**Data shown**.
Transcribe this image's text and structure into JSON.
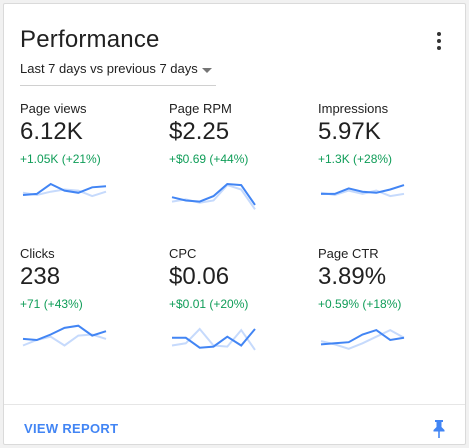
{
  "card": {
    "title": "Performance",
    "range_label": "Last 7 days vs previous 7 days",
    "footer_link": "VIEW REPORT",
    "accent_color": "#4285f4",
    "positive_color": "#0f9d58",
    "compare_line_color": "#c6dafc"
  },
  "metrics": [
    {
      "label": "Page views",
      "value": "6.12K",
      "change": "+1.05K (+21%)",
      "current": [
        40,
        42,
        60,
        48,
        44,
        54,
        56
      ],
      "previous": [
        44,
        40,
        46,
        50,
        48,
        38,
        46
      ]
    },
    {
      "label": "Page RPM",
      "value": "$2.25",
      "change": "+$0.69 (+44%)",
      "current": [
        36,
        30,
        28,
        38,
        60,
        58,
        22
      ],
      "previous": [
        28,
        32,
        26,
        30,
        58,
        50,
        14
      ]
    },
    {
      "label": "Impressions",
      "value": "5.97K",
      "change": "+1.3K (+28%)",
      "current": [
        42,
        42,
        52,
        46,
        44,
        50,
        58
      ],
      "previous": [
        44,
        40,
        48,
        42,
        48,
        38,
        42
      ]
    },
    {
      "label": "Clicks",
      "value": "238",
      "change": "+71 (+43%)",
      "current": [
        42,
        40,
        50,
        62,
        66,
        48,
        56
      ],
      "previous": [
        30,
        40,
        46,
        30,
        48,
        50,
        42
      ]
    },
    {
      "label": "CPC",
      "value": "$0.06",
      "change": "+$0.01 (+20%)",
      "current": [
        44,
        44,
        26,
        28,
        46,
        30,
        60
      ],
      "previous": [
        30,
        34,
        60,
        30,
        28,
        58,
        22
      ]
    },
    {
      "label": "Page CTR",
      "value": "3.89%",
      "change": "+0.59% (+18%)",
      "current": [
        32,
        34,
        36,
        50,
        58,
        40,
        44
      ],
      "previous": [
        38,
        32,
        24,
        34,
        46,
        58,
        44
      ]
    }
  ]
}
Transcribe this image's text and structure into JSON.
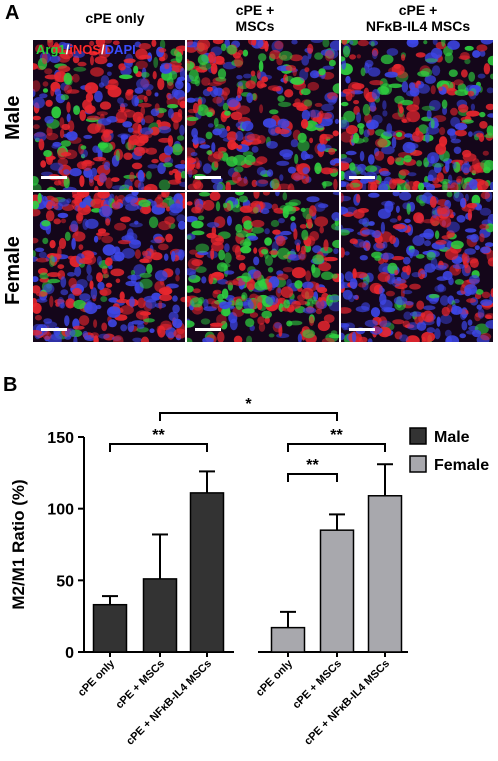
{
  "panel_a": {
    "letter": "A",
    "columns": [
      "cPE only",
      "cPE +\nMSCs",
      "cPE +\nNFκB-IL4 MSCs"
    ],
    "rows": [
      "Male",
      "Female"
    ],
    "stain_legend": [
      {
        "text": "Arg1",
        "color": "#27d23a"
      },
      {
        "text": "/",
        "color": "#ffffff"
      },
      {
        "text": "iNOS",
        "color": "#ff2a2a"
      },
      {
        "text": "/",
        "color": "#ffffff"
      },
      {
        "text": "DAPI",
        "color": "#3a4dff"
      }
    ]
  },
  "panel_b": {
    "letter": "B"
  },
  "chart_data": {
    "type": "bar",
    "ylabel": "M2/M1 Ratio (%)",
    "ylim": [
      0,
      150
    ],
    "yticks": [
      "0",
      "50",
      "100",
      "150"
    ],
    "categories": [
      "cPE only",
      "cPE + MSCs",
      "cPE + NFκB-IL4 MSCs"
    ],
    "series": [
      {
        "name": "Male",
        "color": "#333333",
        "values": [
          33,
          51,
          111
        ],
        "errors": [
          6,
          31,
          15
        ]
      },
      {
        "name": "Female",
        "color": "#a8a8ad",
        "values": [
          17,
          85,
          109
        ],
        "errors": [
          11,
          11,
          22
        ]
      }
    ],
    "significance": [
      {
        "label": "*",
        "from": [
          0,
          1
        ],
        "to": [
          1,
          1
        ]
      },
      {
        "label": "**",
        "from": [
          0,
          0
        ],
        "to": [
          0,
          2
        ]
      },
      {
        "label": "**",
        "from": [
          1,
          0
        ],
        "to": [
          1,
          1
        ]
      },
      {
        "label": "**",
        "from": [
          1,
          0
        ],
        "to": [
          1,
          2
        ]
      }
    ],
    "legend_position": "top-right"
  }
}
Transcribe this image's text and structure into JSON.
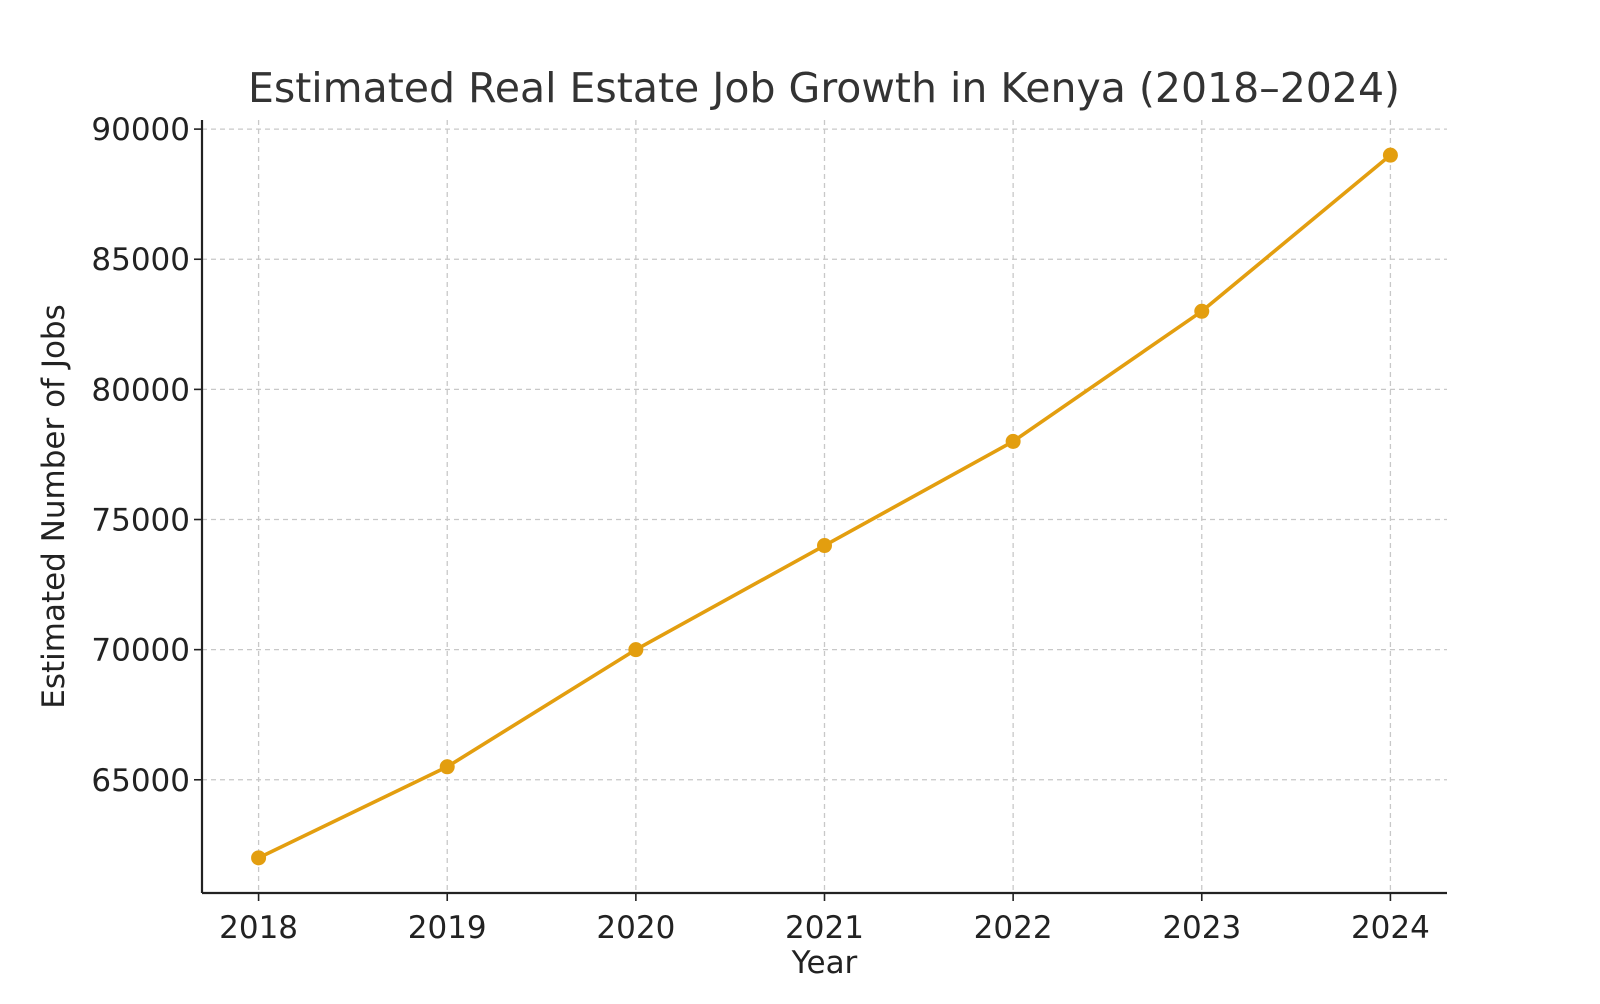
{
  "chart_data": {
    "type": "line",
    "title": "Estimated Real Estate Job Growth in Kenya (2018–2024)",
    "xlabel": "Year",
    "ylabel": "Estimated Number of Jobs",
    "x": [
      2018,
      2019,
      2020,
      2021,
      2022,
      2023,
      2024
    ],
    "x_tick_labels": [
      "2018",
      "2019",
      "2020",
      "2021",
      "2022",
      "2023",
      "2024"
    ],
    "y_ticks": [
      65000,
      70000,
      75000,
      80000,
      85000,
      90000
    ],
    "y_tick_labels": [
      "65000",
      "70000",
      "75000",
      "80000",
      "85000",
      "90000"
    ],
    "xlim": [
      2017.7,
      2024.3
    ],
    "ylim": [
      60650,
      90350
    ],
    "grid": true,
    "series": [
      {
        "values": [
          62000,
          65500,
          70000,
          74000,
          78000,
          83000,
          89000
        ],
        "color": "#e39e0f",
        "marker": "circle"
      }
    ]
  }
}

**Required task**. Take the listing above and print it exactly, apart from the pictures.

**Complete response**.
Transcribe this image's text and structure into JSON.
{
  "card": {
    "title": "Performance",
    "range_label": "Last 7 days vs previous 7 days",
    "footer_link": "VIEW REPORT",
    "accent_color": "#4285f4",
    "positive_color": "#0f9d58",
    "compare_line_color": "#c6dafc"
  },
  "metrics": [
    {
      "label": "Page views",
      "value": "6.12K",
      "change": "+1.05K (+21%)",
      "current": [
        40,
        42,
        60,
        48,
        44,
        54,
        56
      ],
      "previous": [
        44,
        40,
        46,
        50,
        48,
        38,
        46
      ]
    },
    {
      "label": "Page RPM",
      "value": "$2.25",
      "change": "+$0.69 (+44%)",
      "current": [
        36,
        30,
        28,
        38,
        60,
        58,
        22
      ],
      "previous": [
        28,
        32,
        26,
        30,
        58,
        50,
        14
      ]
    },
    {
      "label": "Impressions",
      "value": "5.97K",
      "change": "+1.3K (+28%)",
      "current": [
        42,
        42,
        52,
        46,
        44,
        50,
        58
      ],
      "previous": [
        44,
        40,
        48,
        42,
        48,
        38,
        42
      ]
    },
    {
      "label": "Clicks",
      "value": "238",
      "change": "+71 (+43%)",
      "current": [
        42,
        40,
        50,
        62,
        66,
        48,
        56
      ],
      "previous": [
        30,
        40,
        46,
        30,
        48,
        50,
        42
      ]
    },
    {
      "label": "CPC",
      "value": "$0.06",
      "change": "+$0.01 (+20%)",
      "current": [
        44,
        44,
        26,
        28,
        46,
        30,
        60
      ],
      "previous": [
        30,
        34,
        60,
        30,
        28,
        58,
        22
      ]
    },
    {
      "label": "Page CTR",
      "value": "3.89%",
      "change": "+0.59% (+18%)",
      "current": [
        32,
        34,
        36,
        50,
        58,
        40,
        44
      ],
      "previous": [
        38,
        32,
        24,
        34,
        46,
        58,
        44
      ]
    }
  ]
}
Transcribe this image's text and structure into JSON.
{
  "panel_a": {
    "letter": "A",
    "columns": [
      "cPE only",
      "cPE +\nMSCs",
      "cPE +\nNFκB-IL4 MSCs"
    ],
    "rows": [
      "Male",
      "Female"
    ],
    "stain_legend": [
      {
        "text": "Arg1",
        "color": "#27d23a"
      },
      {
        "text": "/",
        "color": "#ffffff"
      },
      {
        "text": "iNOS",
        "color": "#ff2a2a"
      },
      {
        "text": "/",
        "color": "#ffffff"
      },
      {
        "text": "DAPI",
        "color": "#3a4dff"
      }
    ]
  },
  "panel_b": {
    "letter": "B"
  },
  "chart_data": {
    "type": "bar",
    "ylabel": "M2/M1 Ratio (%)",
    "ylim": [
      0,
      150
    ],
    "yticks": [
      "0",
      "50",
      "100",
      "150"
    ],
    "categories": [
      "cPE only",
      "cPE + MSCs",
      "cPE + NFκB-IL4 MSCs"
    ],
    "series": [
      {
        "name": "Male",
        "color": "#333333",
        "values": [
          33,
          51,
          111
        ],
        "errors": [
          6,
          31,
          15
        ]
      },
      {
        "name": "Female",
        "color": "#a8a8ad",
        "values": [
          17,
          85,
          109
        ],
        "errors": [
          11,
          11,
          22
        ]
      }
    ],
    "significance": [
      {
        "label": "*",
        "from": [
          0,
          1
        ],
        "to": [
          1,
          1
        ]
      },
      {
        "label": "**",
        "from": [
          0,
          0
        ],
        "to": [
          0,
          2
        ]
      },
      {
        "label": "**",
        "from": [
          1,
          0
        ],
        "to": [
          1,
          1
        ]
      },
      {
        "label": "**",
        "from": [
          1,
          0
        ],
        "to": [
          1,
          2
        ]
      }
    ],
    "legend_position": "top-right"
  }
}
Transcribe this image's text and structure into JSON.
{
  "chart_data": {
    "type": "line",
    "title": "Estimated Real Estate Job Growth in Kenya (2018–2024)",
    "xlabel": "Year",
    "ylabel": "Estimated Number of Jobs",
    "x": [
      2018,
      2019,
      2020,
      2021,
      2022,
      2023,
      2024
    ],
    "x_tick_labels": [
      "2018",
      "2019",
      "2020",
      "2021",
      "2022",
      "2023",
      "2024"
    ],
    "y_ticks": [
      65000,
      70000,
      75000,
      80000,
      85000,
      90000
    ],
    "y_tick_labels": [
      "65000",
      "70000",
      "75000",
      "80000",
      "85000",
      "90000"
    ],
    "xlim": [
      2017.7,
      2024.3
    ],
    "ylim": [
      60650,
      90350
    ],
    "grid": true,
    "series": [
      {
        "values": [
          62000,
          65500,
          70000,
          74000,
          78000,
          83000,
          89000
        ],
        "color": "#e39e0f",
        "marker": "circle"
      }
    ]
  }
}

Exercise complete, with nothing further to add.